### [TASK DETAILS]
Reproduce every record below exactly as written, but leave out any pictures.

(Figure dataset records)
* start *
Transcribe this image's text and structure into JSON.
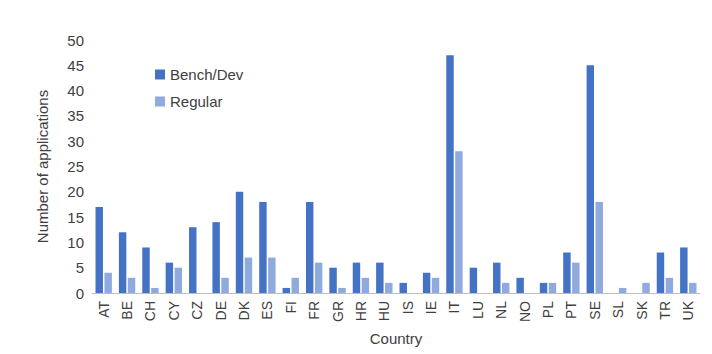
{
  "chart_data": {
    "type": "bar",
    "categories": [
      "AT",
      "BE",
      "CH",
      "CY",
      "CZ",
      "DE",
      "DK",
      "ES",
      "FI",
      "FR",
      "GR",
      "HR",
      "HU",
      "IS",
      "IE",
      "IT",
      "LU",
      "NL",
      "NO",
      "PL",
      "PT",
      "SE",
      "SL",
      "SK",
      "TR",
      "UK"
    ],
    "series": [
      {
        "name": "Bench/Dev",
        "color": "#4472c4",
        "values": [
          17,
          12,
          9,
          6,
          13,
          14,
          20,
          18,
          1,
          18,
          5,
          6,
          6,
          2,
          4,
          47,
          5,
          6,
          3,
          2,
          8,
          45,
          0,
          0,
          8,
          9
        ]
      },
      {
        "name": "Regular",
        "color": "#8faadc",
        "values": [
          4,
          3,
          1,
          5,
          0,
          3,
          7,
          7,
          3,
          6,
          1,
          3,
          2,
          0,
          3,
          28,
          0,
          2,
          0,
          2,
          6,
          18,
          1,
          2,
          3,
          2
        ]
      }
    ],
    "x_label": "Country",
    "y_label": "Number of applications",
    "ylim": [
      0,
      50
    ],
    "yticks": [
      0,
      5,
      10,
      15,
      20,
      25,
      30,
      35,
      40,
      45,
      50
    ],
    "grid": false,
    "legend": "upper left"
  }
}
* end *
### [SOLUTION BELOW]
Transcribe this image's text and structure into JSON.
{
  "chart_data": {
    "type": "bar",
    "categories": [
      "AT",
      "BE",
      "CH",
      "CY",
      "CZ",
      "DE",
      "DK",
      "ES",
      "FI",
      "FR",
      "GR",
      "HR",
      "HU",
      "IS",
      "IE",
      "IT",
      "LU",
      "NL",
      "NO",
      "PL",
      "PT",
      "SE",
      "SL",
      "SK",
      "TR",
      "UK"
    ],
    "series": [
      {
        "name": "Bench/Dev",
        "color": "#4472c4",
        "values": [
          17,
          12,
          9,
          6,
          13,
          14,
          20,
          18,
          1,
          18,
          5,
          6,
          6,
          2,
          4,
          47,
          5,
          6,
          3,
          2,
          8,
          45,
          0,
          0,
          8,
          9
        ]
      },
      {
        "name": "Regular",
        "color": "#8faadc",
        "values": [
          4,
          3,
          1,
          5,
          0,
          3,
          7,
          7,
          3,
          6,
          1,
          3,
          2,
          0,
          3,
          28,
          0,
          2,
          0,
          2,
          6,
          18,
          1,
          2,
          3,
          2
        ]
      }
    ],
    "x_label": "Country",
    "y_label": "Number of applications",
    "ylim": [
      0,
      50
    ],
    "yticks": [
      0,
      5,
      10,
      15,
      20,
      25,
      30,
      35,
      40,
      45,
      50
    ],
    "grid": false,
    "legend": "upper left"
  }
}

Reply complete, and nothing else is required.